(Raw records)
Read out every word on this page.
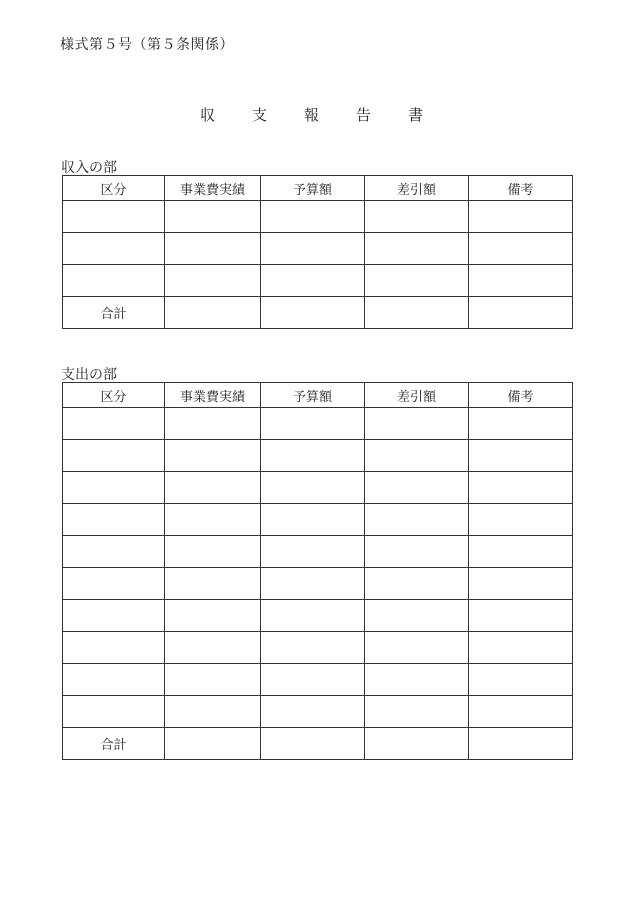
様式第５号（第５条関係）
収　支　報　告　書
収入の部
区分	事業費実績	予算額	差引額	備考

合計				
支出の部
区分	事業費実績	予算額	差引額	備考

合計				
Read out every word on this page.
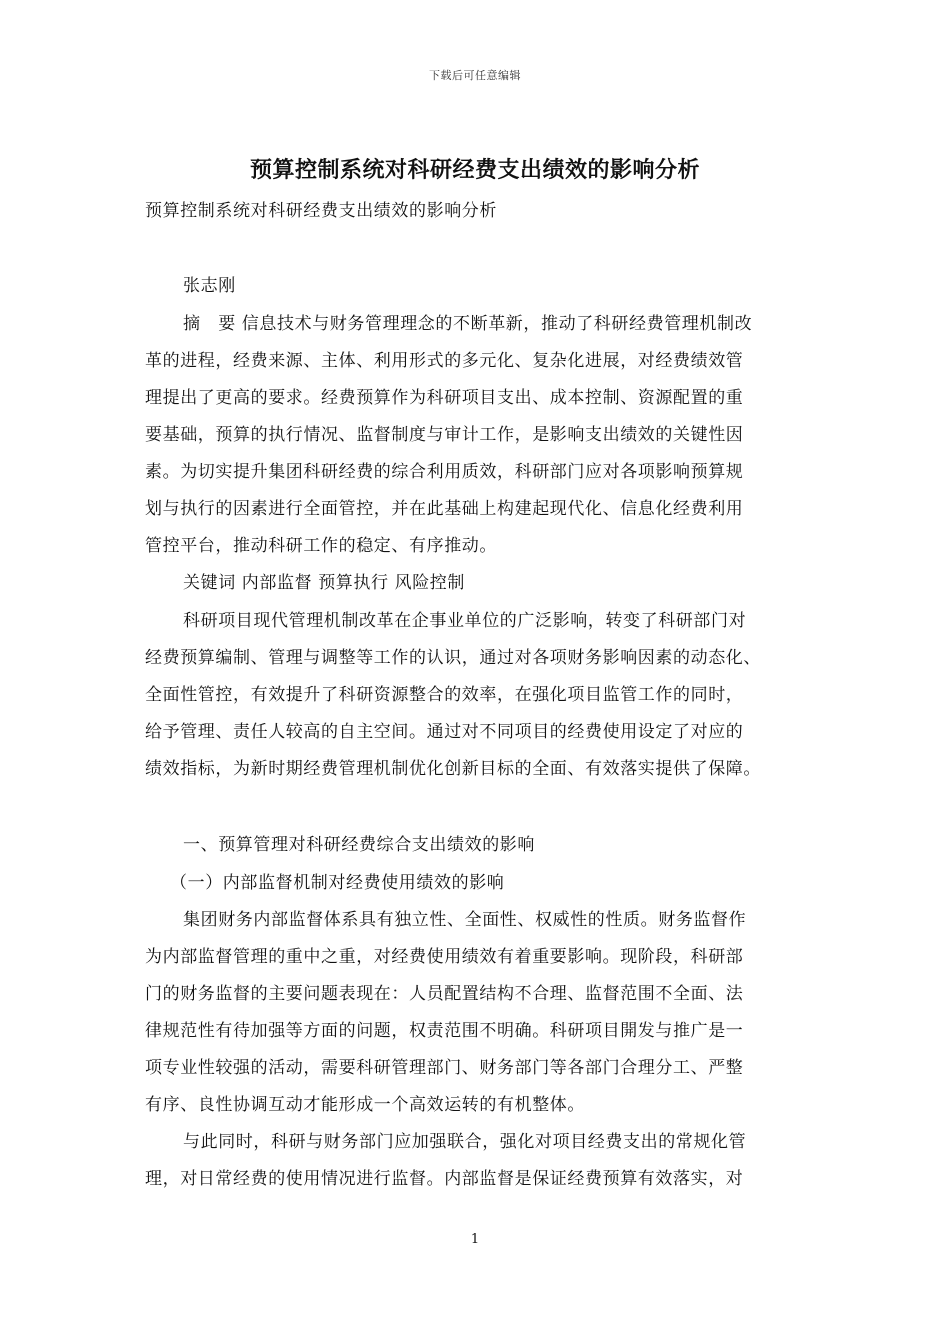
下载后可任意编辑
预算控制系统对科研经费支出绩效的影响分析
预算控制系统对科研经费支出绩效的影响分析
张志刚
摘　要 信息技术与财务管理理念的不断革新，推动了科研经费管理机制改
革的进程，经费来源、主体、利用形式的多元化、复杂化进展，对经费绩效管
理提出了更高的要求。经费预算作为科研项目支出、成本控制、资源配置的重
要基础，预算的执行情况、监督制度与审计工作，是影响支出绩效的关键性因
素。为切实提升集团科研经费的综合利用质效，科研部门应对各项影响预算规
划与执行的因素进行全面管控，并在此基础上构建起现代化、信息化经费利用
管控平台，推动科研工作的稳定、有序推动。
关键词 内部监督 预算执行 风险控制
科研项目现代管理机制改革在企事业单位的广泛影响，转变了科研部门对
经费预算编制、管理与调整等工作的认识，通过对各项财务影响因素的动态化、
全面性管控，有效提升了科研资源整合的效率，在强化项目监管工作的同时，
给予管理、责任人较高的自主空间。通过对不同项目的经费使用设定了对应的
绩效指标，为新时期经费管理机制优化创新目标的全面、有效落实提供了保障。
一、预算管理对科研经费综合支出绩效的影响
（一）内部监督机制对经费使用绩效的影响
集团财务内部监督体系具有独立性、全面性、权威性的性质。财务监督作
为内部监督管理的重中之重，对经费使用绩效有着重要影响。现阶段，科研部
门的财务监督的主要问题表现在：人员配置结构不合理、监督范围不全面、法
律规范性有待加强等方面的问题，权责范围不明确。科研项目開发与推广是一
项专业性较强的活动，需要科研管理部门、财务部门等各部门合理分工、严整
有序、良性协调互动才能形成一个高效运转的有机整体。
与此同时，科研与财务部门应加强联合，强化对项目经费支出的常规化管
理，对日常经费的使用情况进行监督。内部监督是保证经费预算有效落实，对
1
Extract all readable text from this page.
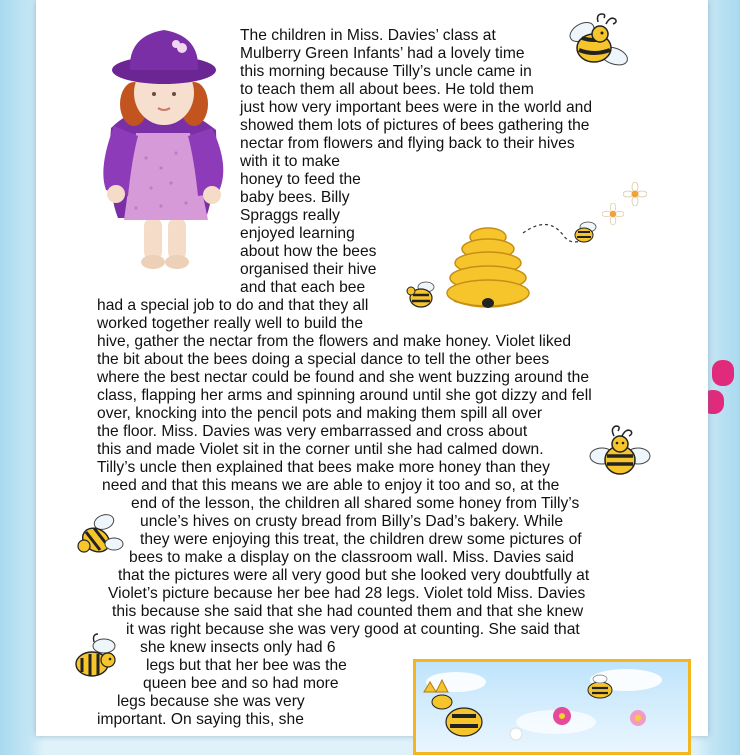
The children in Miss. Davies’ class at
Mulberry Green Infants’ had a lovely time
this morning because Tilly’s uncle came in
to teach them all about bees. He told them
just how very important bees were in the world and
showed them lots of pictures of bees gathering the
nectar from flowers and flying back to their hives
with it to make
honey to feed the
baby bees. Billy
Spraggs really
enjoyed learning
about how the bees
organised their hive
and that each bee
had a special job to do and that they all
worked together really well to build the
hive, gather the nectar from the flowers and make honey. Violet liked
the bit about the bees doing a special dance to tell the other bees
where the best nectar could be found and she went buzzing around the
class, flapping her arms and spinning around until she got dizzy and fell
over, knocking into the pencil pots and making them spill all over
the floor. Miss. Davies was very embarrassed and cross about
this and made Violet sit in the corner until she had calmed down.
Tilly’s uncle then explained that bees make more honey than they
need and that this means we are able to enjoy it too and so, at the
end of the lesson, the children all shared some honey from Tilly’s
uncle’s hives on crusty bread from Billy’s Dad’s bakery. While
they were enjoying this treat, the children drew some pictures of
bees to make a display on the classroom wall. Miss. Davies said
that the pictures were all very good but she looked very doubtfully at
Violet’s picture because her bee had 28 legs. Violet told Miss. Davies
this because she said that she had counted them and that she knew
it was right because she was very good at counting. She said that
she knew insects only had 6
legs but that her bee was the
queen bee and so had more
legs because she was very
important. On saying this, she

--

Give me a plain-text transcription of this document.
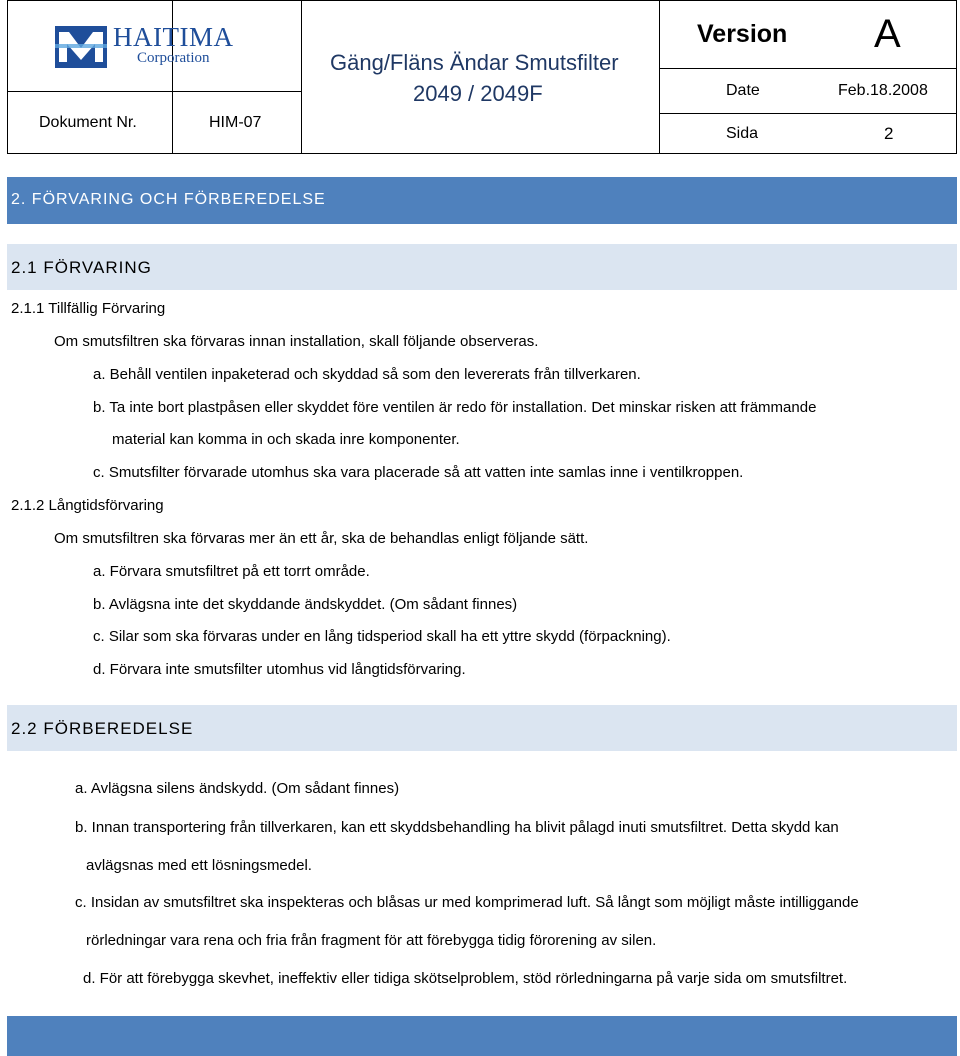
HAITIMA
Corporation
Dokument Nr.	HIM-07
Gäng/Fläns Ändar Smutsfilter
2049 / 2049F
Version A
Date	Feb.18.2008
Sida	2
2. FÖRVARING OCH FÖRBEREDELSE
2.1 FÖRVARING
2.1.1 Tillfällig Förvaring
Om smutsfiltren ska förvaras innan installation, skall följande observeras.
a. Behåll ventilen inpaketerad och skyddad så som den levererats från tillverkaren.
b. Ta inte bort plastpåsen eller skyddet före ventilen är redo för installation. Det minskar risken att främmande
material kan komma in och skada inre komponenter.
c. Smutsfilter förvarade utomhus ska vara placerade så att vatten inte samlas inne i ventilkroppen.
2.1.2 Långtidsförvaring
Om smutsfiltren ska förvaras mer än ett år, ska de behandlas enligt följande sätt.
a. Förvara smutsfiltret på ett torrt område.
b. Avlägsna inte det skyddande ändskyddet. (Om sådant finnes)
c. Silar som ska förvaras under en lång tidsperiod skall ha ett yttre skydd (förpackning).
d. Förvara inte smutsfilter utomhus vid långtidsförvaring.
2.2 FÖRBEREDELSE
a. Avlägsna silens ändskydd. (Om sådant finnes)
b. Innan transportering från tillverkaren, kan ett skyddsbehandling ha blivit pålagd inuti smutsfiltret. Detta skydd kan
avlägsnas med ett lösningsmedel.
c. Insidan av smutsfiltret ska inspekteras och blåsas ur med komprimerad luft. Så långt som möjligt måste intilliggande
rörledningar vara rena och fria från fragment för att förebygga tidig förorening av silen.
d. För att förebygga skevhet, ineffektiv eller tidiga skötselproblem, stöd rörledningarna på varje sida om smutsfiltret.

* Aim
Pick out the lines containing the string "Violet" and show them.

* Written answer
hive, gather the nectar from the flowers and make honey. Violet liked
this and made Violet sit in the corner until she had calmed down.
Violet’s picture because her bee had 28 legs. Violet told Miss. Davies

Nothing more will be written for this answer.